JOB:
Collect every line of the material below that contains the string "title" and copy each of those lines in full.

(Layout annotation data)

==============================

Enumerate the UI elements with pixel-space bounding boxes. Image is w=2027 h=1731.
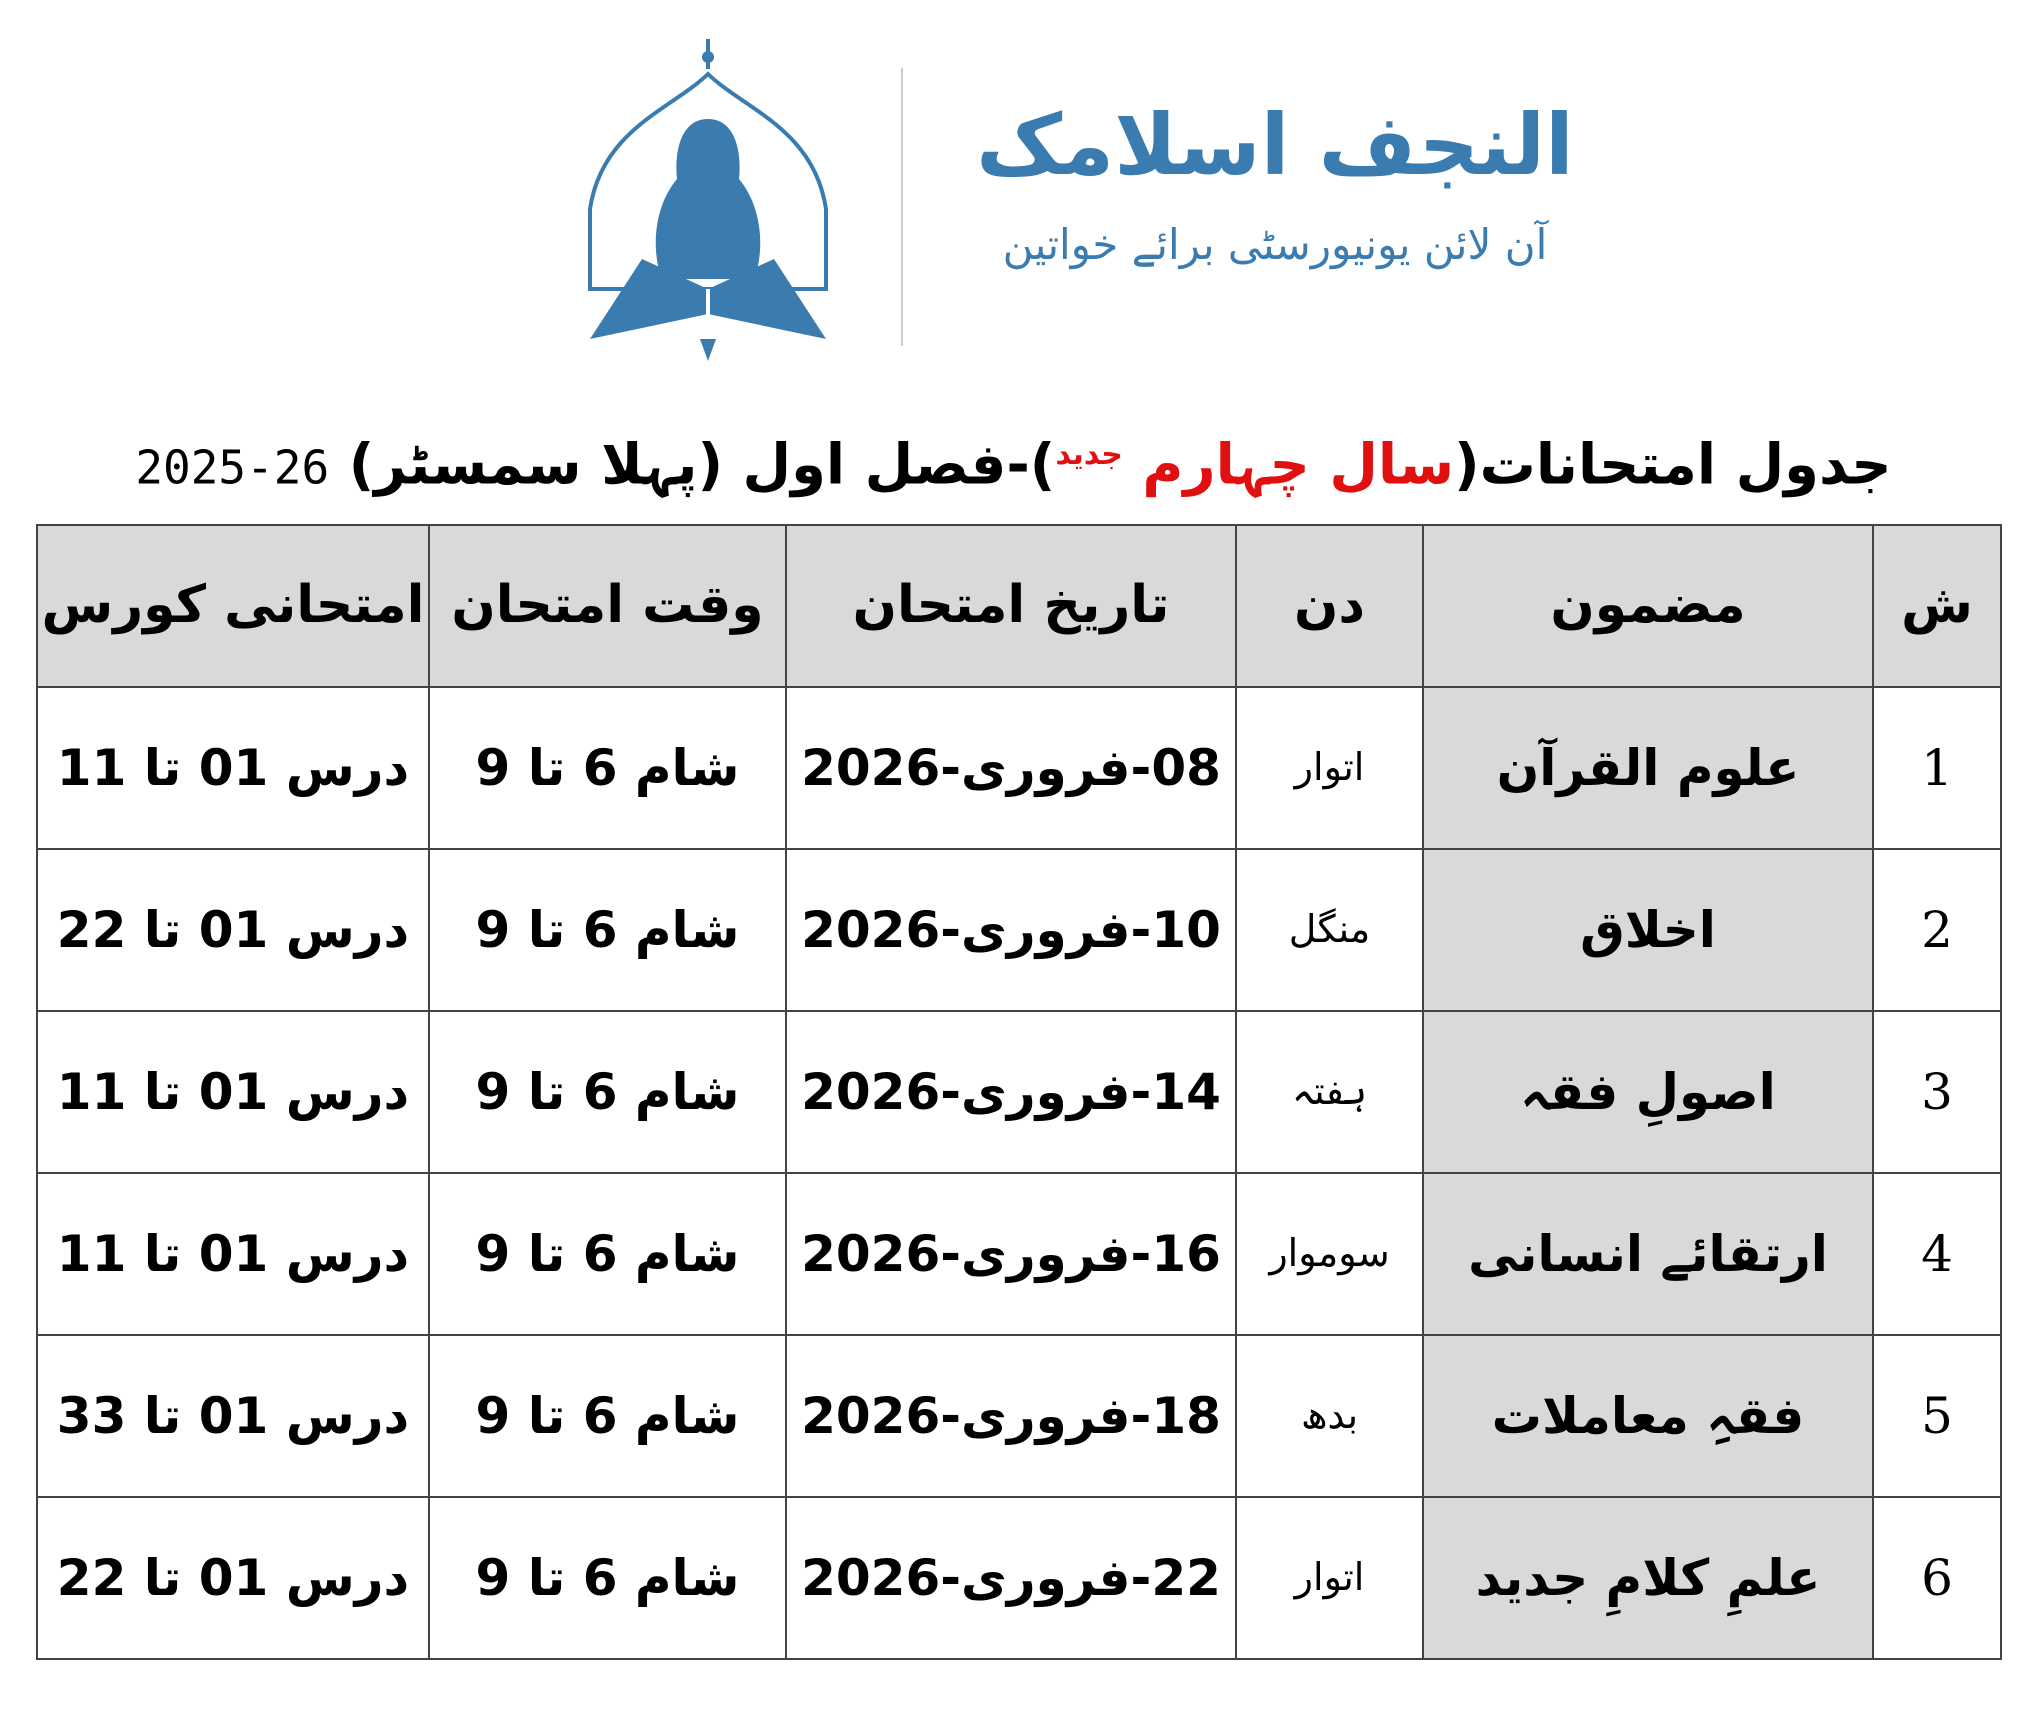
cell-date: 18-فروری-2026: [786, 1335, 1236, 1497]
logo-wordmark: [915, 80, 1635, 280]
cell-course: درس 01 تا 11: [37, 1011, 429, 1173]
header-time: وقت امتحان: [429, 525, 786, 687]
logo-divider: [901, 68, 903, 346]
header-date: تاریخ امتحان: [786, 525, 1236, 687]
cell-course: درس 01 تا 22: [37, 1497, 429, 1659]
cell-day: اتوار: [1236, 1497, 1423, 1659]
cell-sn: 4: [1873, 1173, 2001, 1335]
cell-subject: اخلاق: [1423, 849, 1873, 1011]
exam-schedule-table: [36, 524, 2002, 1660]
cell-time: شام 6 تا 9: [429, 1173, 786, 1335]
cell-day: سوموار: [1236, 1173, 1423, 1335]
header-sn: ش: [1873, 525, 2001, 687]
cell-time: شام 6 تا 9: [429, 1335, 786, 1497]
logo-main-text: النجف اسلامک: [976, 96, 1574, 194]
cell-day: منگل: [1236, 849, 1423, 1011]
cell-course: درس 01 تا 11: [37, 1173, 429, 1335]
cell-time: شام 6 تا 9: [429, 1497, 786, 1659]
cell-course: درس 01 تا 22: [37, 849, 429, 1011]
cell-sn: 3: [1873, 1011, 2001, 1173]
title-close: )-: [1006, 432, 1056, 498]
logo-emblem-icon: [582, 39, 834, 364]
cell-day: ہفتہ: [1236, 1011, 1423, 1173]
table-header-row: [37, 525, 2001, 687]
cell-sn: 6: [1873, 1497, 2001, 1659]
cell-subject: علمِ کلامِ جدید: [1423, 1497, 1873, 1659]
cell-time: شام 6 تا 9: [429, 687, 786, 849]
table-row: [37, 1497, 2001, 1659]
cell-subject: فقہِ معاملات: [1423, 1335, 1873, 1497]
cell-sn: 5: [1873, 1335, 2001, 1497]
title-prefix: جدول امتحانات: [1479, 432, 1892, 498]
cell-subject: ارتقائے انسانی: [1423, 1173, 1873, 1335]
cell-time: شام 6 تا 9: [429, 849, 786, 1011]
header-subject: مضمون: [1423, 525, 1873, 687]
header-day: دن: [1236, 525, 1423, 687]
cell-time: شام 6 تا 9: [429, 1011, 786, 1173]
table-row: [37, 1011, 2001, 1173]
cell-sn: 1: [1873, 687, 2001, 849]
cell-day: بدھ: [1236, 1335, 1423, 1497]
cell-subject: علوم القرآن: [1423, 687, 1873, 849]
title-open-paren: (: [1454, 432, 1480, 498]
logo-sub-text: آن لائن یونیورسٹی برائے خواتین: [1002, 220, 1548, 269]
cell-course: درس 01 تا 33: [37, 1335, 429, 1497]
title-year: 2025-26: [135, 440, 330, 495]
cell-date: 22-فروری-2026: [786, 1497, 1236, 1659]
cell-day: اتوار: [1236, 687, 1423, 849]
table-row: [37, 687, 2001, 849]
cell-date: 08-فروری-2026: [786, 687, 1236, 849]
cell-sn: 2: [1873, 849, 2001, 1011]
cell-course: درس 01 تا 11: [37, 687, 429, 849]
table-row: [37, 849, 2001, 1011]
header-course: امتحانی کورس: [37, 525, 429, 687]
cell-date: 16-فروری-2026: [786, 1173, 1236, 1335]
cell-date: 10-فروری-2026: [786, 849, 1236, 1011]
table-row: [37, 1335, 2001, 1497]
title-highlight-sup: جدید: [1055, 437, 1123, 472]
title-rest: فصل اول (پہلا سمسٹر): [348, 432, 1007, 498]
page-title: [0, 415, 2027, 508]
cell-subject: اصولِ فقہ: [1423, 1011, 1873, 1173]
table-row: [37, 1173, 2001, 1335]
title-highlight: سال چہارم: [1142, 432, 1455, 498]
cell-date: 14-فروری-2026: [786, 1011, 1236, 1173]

==============================

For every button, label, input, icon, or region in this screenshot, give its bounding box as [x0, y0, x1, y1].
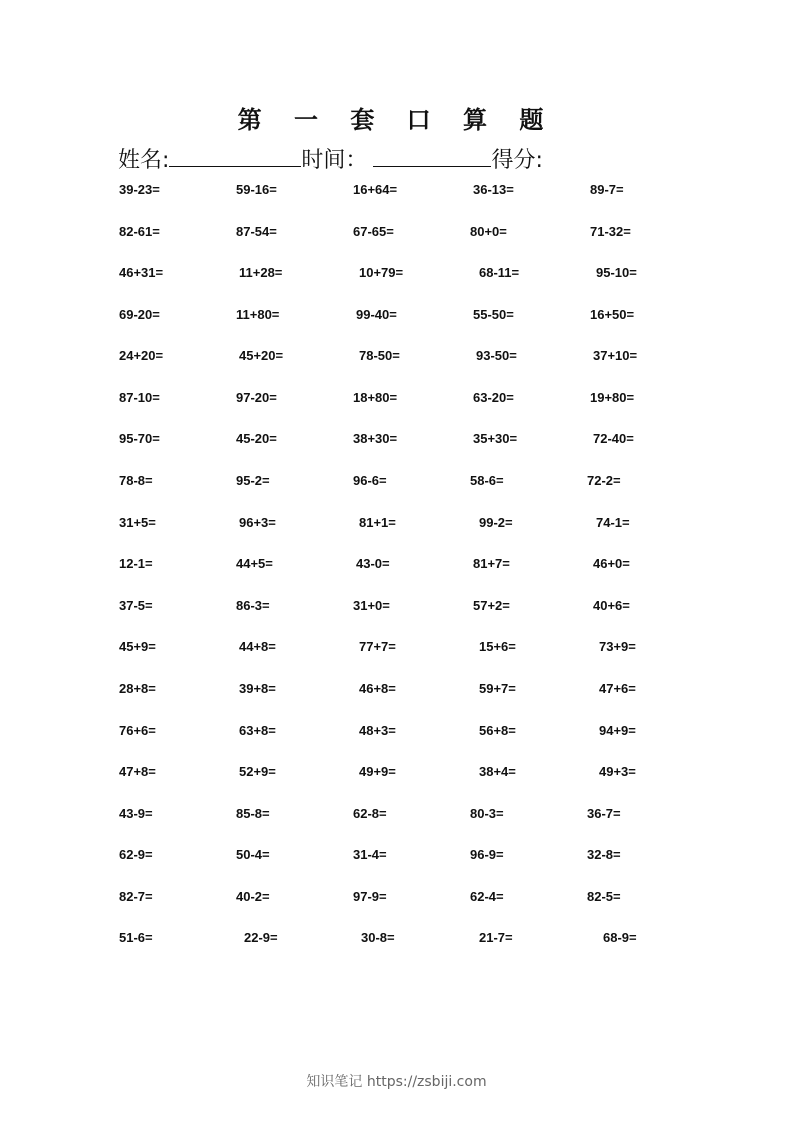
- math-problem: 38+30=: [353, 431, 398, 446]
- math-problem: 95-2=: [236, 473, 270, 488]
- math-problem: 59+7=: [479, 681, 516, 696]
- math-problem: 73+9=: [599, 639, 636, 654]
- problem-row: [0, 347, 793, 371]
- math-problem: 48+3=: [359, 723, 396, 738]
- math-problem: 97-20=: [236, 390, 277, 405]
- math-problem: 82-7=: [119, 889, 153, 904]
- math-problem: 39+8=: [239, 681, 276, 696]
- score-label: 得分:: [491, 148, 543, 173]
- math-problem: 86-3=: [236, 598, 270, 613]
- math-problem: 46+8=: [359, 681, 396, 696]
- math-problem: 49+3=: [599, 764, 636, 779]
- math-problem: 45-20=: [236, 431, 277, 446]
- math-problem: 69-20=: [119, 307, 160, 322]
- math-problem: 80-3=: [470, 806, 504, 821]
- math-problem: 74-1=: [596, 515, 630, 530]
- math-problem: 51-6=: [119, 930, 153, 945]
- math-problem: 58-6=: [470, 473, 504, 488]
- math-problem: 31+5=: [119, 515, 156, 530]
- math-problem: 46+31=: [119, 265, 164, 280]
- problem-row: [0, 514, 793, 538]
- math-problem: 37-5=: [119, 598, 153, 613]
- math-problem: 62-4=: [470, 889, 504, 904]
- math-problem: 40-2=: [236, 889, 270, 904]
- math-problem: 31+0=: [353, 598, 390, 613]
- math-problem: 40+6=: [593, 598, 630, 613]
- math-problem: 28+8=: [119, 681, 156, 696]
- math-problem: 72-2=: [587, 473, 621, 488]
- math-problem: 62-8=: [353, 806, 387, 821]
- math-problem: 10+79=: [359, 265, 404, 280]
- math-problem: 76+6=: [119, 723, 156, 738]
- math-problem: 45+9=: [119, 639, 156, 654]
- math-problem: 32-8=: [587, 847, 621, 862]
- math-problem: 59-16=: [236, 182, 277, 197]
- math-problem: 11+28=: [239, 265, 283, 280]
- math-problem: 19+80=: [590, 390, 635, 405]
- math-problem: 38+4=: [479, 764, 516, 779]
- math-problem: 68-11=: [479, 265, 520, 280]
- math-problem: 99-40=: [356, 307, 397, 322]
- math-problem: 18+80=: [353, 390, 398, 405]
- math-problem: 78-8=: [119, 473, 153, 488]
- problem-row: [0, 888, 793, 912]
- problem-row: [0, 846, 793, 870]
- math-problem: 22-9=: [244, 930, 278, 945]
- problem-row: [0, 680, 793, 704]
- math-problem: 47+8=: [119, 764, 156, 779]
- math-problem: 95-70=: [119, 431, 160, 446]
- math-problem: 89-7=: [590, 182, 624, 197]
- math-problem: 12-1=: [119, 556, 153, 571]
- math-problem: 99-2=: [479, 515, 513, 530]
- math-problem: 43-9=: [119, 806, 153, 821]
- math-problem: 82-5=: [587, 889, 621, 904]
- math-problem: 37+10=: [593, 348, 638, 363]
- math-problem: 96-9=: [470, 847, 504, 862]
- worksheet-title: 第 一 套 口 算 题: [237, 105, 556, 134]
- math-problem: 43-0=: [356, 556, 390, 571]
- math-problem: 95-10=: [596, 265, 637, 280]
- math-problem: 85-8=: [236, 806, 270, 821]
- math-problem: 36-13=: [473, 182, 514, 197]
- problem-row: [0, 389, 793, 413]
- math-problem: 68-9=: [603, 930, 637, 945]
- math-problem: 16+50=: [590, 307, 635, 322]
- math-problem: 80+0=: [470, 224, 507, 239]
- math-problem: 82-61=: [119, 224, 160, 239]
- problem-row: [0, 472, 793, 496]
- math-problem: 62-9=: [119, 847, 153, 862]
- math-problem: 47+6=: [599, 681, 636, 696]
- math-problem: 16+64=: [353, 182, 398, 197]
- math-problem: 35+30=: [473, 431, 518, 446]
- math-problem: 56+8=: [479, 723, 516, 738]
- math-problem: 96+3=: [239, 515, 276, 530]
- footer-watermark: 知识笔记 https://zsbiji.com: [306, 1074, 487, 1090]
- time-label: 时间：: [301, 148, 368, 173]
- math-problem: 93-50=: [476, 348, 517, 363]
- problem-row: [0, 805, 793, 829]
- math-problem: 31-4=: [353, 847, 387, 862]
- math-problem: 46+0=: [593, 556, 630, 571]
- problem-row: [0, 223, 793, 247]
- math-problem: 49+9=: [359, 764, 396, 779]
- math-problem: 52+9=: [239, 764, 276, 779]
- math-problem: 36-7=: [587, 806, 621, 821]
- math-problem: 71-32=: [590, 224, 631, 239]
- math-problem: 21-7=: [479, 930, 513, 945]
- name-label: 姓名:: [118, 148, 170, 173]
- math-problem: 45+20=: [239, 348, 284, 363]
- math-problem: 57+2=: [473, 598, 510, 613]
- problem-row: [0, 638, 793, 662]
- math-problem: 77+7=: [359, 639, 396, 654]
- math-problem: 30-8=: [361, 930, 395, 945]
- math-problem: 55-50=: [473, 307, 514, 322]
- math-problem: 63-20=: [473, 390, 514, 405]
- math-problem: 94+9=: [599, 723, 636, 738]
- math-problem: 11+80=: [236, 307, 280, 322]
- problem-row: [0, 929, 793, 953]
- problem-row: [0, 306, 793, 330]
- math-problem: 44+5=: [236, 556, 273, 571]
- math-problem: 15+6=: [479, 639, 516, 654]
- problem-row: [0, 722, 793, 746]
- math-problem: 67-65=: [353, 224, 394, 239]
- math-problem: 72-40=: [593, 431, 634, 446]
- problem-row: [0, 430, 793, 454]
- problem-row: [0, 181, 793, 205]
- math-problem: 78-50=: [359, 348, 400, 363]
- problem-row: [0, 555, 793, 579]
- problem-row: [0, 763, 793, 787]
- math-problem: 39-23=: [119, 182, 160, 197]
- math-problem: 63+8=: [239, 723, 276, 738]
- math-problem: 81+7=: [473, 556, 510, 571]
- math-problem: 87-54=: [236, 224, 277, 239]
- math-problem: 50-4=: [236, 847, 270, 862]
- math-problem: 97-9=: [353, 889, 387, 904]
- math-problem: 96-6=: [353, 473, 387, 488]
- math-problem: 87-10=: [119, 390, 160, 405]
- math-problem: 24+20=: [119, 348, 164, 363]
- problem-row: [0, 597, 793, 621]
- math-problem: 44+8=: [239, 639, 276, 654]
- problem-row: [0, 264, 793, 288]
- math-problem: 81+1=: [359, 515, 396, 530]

==============================

CORRECT OUTPUT:
title-close: )-: [1006, 432, 1056, 498]
title-prefix: جدول امتحانات: [1479, 432, 1892, 498]
title-open-paren: (: [1454, 432, 1480, 498]
title-year: 2025-26: [135, 440, 330, 495]
title-highlight-sup: جدید: [1055, 437, 1123, 472]
title-rest: فصل اول (پہلا سمسٹر): [348, 432, 1007, 498]
page-title: [0, 415, 2027, 508]
title-highlight: سال چہارم: [1142, 432, 1455, 498]
- worksheet-title: 第 一 套 口 算 题: [237, 105, 556, 134]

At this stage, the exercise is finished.